§ **THE TASK**
List each line of the data that holds the string "ayarlardan", please.

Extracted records
======
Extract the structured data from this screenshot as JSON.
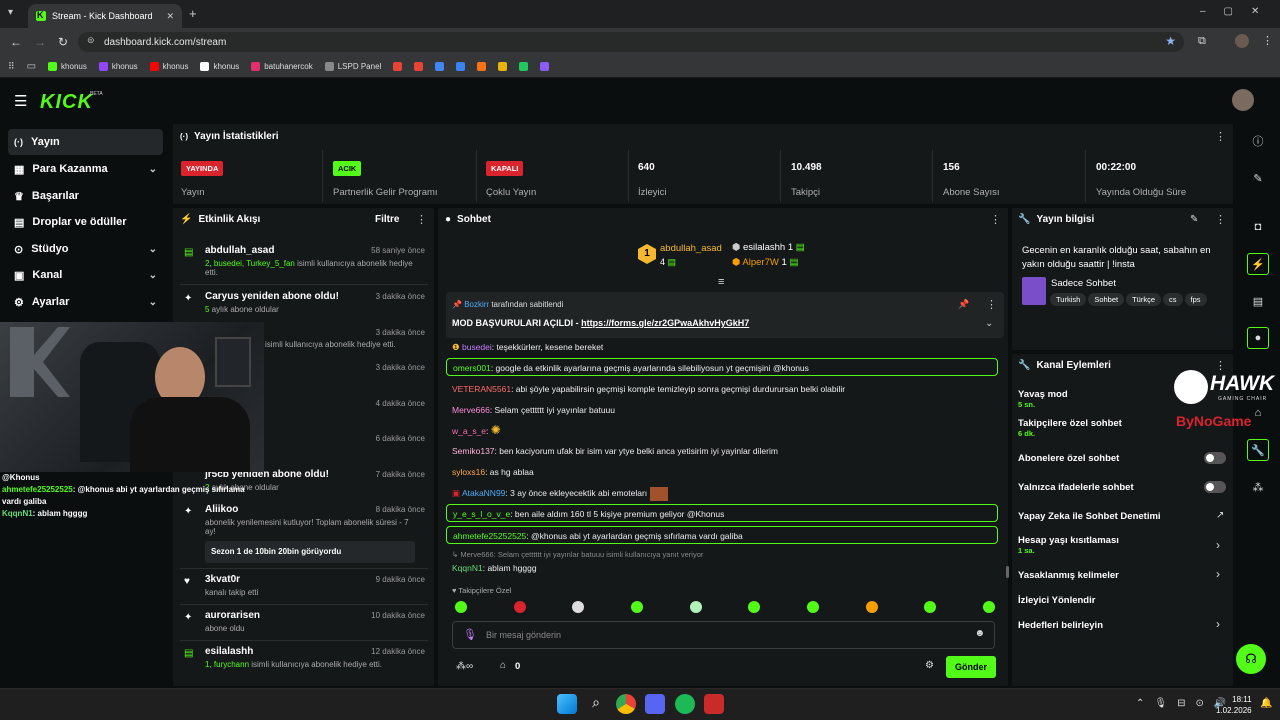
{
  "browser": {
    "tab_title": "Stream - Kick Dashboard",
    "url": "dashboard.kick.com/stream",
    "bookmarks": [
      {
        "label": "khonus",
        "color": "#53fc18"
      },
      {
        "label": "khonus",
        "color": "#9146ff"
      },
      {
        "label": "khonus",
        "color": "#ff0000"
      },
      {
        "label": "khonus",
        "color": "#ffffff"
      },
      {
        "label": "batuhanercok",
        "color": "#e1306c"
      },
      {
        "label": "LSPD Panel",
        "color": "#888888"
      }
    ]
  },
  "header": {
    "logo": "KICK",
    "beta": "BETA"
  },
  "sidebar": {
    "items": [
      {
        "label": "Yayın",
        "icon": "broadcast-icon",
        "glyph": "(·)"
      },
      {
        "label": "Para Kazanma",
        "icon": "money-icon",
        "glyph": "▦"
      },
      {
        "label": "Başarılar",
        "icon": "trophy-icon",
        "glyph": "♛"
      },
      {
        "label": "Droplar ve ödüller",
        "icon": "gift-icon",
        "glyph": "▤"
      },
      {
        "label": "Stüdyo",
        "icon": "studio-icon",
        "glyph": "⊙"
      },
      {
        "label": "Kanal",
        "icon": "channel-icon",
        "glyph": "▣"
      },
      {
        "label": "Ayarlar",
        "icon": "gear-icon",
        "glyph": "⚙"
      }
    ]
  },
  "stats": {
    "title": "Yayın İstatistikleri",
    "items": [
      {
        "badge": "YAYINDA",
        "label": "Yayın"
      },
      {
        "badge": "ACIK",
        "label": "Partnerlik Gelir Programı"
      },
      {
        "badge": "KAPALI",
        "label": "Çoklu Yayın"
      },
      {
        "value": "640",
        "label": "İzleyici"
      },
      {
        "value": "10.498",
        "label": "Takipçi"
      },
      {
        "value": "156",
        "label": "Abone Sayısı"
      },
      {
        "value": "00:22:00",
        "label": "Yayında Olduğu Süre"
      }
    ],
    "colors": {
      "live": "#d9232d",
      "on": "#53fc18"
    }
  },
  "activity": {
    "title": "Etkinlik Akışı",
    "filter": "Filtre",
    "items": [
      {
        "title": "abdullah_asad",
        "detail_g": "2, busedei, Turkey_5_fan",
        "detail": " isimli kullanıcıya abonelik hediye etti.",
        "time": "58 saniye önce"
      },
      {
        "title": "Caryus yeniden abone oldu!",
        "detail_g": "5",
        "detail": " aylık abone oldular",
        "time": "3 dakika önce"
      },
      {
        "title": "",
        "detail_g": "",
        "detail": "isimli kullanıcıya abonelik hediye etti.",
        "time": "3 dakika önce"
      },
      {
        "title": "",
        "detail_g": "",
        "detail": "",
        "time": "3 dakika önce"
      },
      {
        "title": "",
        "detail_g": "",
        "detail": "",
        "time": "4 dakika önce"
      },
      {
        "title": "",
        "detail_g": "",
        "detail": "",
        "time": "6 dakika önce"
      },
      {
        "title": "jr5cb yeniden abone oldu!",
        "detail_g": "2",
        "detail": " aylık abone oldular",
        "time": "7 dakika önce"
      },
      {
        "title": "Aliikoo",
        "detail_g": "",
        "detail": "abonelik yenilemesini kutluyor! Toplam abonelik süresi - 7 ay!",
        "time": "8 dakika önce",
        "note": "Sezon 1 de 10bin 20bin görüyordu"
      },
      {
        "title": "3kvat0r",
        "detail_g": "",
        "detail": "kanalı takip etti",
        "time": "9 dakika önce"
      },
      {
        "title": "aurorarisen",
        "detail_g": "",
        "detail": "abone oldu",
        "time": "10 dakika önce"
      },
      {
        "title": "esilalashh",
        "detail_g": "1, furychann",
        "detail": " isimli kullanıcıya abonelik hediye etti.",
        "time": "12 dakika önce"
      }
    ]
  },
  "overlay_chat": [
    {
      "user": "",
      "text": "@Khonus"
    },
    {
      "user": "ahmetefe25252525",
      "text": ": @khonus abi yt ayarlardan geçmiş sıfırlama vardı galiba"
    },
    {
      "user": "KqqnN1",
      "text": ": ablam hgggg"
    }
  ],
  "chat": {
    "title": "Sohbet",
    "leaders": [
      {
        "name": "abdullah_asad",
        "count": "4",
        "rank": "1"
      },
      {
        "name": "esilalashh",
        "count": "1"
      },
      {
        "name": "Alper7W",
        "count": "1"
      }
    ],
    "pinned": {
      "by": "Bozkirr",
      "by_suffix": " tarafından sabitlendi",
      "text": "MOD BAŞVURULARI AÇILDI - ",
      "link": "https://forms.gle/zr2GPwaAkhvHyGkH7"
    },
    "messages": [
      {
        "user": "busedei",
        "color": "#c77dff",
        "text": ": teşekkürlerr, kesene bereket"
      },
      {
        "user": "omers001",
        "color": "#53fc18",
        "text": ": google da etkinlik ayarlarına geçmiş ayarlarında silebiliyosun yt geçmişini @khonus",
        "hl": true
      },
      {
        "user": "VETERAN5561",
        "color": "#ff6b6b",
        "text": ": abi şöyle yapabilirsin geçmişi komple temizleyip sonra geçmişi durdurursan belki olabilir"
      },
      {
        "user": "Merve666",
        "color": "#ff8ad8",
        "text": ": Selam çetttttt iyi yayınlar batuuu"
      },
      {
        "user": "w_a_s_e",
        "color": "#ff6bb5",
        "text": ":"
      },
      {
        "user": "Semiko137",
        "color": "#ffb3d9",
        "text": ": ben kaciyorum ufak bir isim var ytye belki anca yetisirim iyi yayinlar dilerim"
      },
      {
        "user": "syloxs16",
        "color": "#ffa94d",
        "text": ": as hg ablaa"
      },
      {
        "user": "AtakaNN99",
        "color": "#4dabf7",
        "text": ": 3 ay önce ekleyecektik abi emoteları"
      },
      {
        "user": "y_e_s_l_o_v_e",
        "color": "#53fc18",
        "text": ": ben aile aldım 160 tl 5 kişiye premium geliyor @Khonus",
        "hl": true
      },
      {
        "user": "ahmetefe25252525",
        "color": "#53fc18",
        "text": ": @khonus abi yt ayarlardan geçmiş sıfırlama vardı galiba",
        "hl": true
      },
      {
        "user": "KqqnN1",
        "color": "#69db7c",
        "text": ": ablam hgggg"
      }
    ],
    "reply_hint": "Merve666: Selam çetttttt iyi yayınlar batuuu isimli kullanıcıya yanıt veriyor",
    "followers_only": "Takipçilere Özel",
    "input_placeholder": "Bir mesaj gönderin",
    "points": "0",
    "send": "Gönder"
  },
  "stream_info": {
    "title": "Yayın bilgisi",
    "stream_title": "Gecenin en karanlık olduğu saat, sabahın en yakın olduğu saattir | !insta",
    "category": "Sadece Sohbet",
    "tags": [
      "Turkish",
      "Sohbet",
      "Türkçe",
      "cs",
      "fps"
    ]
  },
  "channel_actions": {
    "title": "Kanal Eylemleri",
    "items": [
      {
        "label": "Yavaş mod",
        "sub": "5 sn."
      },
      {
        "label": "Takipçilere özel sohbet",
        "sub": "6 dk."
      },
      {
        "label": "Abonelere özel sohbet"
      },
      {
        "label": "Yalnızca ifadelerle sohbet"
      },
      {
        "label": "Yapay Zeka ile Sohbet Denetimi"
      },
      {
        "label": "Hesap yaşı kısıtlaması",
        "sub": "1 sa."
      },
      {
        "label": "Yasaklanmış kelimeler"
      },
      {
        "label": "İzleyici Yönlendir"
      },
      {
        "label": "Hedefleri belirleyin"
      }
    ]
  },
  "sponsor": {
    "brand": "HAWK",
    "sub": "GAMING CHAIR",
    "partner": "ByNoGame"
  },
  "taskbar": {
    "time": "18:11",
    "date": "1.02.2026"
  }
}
======
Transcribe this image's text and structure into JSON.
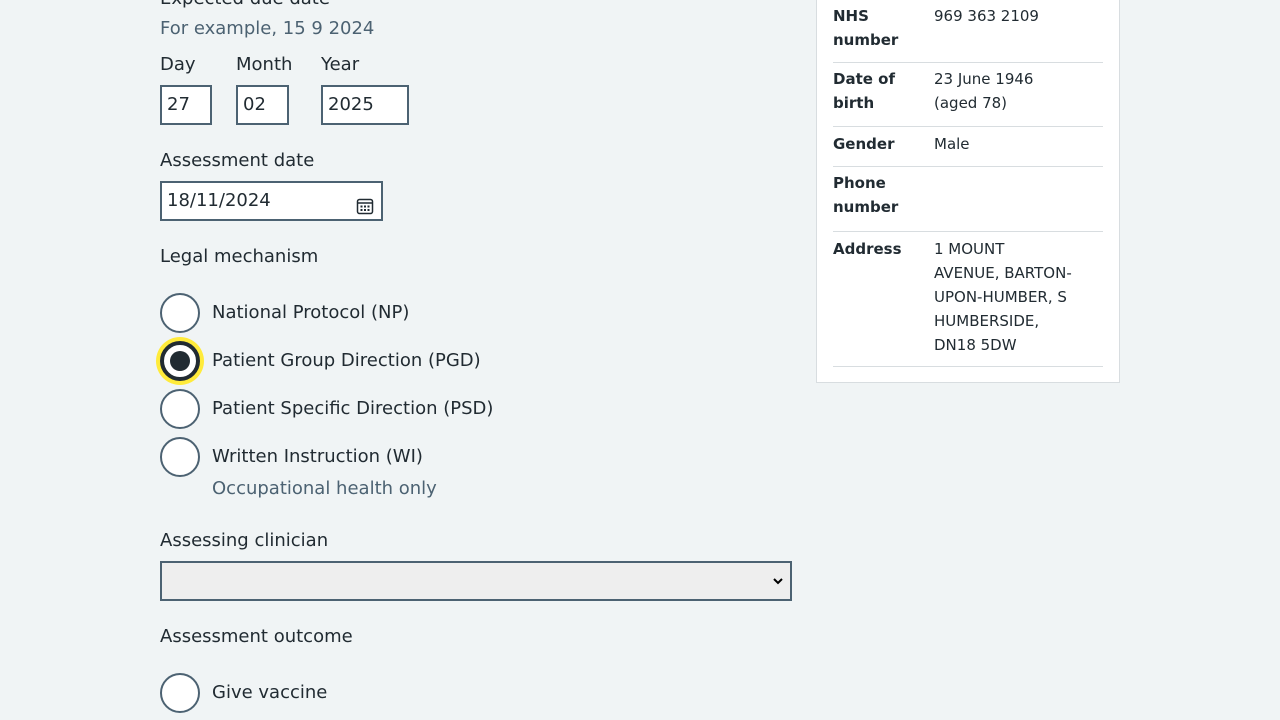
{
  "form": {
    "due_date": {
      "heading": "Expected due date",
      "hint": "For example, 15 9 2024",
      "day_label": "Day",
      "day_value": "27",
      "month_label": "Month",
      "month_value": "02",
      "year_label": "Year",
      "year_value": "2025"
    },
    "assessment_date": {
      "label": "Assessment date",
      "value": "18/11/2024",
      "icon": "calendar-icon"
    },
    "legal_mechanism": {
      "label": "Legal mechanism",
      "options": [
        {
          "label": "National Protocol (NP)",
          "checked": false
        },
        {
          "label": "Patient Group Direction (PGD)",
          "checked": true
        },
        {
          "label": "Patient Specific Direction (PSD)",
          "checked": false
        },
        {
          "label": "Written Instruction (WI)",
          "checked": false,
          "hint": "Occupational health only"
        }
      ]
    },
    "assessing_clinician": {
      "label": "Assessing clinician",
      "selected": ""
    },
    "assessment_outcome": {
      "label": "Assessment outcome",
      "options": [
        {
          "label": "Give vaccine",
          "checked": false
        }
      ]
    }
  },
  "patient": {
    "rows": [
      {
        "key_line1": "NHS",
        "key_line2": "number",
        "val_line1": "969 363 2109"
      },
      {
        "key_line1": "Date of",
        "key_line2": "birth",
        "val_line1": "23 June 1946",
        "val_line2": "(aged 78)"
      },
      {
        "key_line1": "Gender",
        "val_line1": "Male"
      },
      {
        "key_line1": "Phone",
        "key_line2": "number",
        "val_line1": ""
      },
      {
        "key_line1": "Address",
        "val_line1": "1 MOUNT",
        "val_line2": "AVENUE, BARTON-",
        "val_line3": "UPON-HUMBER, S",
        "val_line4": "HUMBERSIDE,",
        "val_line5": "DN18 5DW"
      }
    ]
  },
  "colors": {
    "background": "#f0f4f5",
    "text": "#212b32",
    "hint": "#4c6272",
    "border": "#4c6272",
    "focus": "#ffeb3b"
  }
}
======
§ **COMPLETED EXERCISE**
      "text": ": @khonus abi yt ayarlardan geçmiş sıfırlama vardı galiba"
        "text": ": @khonus abi yt ayarlardan geçmiş sıfırlama vardı galiba",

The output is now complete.